BEGIN EXTRACTED MATERIAL
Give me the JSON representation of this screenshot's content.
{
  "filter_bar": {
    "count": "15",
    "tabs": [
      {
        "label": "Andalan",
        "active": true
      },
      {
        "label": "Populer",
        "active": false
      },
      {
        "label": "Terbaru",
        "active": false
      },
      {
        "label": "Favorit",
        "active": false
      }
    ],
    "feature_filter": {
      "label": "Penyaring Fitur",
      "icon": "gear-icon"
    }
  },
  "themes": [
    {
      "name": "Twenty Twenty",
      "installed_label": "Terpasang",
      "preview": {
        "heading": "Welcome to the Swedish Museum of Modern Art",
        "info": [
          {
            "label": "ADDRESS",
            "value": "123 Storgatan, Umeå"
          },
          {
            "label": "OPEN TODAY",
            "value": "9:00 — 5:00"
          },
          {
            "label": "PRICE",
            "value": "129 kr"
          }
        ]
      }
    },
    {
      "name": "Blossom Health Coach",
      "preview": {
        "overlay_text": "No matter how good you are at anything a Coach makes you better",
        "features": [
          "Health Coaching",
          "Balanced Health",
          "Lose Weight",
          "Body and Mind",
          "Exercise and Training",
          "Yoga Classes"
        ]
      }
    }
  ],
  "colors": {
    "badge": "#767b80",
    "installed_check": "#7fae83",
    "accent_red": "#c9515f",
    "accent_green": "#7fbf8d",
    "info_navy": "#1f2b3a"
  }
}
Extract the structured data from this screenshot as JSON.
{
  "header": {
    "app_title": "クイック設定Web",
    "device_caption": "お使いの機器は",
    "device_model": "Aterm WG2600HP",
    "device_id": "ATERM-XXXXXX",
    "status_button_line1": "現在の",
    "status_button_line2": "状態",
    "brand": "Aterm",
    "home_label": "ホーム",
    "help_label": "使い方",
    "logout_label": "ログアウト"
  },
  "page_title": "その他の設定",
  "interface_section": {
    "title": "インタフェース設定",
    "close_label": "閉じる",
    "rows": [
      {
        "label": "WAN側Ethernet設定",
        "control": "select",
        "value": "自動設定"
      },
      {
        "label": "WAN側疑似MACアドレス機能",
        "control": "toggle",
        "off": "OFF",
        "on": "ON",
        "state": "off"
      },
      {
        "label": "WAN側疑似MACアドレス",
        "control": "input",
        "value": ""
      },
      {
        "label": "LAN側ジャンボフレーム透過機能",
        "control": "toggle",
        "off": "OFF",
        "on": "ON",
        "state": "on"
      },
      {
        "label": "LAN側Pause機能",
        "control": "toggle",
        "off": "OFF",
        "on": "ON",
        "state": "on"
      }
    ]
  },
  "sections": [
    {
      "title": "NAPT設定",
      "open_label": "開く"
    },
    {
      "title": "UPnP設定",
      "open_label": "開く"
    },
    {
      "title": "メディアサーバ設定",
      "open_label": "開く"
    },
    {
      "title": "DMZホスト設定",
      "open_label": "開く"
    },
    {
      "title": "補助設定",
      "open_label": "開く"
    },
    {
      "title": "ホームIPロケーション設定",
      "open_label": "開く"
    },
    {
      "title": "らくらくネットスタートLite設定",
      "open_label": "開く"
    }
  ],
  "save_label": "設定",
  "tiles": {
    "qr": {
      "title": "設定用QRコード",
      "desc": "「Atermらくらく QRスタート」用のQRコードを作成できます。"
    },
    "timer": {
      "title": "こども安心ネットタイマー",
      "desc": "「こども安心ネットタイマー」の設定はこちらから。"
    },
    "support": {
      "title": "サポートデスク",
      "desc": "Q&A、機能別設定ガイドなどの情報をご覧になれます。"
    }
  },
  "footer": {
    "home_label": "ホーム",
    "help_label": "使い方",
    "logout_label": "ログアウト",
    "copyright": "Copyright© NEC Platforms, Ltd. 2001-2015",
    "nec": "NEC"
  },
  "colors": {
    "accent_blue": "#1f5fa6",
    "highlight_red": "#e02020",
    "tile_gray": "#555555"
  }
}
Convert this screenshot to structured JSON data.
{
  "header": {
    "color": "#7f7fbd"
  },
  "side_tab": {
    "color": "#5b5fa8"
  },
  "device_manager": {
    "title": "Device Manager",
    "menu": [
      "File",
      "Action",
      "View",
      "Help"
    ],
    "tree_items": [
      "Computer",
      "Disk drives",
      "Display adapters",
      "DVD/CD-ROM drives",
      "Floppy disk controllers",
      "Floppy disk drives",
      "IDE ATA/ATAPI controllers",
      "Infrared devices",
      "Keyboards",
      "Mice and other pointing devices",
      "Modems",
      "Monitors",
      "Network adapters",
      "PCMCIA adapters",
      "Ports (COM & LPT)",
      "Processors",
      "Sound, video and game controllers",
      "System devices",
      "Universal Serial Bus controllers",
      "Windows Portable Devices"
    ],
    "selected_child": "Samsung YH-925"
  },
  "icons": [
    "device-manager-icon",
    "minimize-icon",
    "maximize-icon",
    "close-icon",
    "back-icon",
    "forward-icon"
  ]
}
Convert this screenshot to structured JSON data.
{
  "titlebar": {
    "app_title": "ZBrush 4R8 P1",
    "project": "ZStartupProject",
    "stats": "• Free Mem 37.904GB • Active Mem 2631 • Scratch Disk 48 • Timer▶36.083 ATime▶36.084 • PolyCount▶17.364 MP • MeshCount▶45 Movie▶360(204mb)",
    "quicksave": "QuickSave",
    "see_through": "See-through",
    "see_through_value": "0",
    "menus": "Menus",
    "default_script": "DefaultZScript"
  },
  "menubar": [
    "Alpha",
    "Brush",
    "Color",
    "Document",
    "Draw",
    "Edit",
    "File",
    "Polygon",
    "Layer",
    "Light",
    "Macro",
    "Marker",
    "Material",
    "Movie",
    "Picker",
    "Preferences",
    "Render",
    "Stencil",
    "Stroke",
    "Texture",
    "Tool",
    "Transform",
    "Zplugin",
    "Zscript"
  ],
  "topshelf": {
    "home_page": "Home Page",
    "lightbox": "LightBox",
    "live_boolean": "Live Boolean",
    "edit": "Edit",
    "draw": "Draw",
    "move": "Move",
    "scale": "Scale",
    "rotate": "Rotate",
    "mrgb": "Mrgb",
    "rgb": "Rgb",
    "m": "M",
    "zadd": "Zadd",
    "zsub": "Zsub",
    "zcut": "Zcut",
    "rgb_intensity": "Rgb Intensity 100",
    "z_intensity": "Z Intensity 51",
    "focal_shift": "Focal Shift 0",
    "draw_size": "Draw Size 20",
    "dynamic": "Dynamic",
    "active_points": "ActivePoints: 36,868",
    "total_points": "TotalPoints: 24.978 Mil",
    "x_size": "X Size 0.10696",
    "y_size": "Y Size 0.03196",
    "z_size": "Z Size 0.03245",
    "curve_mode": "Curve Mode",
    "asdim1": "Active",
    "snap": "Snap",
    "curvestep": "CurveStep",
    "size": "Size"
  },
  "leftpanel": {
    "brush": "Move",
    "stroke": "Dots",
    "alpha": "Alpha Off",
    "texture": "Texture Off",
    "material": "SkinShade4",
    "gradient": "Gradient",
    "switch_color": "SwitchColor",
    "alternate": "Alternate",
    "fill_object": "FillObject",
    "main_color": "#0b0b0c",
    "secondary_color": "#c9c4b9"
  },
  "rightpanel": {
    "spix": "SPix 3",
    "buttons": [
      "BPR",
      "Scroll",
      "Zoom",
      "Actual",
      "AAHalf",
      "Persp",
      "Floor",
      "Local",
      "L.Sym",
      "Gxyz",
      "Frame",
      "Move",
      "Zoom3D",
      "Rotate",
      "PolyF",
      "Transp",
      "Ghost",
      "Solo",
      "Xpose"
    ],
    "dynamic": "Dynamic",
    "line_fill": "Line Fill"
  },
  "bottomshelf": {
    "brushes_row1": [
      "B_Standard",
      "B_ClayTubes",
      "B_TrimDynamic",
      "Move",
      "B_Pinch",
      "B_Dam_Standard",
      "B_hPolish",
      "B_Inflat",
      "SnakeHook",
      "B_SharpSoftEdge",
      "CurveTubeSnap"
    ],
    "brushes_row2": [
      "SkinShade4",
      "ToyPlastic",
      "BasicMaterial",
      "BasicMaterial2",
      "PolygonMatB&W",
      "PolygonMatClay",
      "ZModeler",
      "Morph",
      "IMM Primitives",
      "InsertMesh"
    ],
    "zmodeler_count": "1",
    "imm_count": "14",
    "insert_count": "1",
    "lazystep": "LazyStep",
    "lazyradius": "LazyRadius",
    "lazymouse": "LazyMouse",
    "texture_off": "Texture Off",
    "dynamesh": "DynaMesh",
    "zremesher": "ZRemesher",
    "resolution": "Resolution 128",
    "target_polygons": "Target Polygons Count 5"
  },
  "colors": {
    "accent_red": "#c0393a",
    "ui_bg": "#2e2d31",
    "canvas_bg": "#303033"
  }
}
END EXTRACTED MATERIAL
● **EXERCISE BRIEF**: Go over the records above and tally the lines with the word "JSON" in them. Give the number alone.

● **RESULT OF THIS EXERCISE**: 4